[Collection entries]
┌──
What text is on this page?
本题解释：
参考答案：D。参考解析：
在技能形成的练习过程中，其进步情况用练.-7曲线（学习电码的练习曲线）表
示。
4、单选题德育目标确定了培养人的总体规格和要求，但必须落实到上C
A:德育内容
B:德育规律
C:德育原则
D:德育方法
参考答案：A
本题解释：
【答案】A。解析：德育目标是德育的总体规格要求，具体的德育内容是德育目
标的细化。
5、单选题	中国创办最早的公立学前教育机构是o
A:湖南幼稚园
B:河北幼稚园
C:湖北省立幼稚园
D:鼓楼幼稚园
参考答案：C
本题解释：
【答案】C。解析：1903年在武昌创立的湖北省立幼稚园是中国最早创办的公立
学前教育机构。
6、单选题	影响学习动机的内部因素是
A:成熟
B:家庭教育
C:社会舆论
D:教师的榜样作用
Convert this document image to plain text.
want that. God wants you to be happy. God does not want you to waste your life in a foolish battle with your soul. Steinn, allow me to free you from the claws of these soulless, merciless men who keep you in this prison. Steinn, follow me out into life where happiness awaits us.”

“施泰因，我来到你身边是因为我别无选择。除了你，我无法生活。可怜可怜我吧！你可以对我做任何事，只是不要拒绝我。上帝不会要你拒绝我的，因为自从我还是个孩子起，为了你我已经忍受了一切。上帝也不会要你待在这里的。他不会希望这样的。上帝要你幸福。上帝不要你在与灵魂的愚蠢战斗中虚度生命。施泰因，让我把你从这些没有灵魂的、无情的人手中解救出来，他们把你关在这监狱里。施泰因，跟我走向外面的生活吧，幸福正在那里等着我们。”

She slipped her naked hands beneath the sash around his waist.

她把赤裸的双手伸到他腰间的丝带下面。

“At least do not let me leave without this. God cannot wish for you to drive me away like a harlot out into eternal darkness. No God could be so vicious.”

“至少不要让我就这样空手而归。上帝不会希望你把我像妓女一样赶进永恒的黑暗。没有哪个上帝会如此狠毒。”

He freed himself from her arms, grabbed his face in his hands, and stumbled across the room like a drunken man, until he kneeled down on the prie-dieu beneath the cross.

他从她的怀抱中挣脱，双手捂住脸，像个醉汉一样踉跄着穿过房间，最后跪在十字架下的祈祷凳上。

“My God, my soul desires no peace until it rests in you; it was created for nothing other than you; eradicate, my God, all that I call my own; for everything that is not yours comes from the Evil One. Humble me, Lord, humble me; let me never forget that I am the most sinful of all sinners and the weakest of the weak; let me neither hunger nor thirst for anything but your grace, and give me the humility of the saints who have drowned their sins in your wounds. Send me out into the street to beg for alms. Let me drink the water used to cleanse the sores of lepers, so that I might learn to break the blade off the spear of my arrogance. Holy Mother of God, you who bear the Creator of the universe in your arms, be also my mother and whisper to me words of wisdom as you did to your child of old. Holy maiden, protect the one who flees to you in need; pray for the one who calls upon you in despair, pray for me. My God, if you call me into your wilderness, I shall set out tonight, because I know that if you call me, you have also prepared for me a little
└──
(Exercise objective):
Give the number of lines in the data that contain "text", with no other words.

(Exercise solution):
2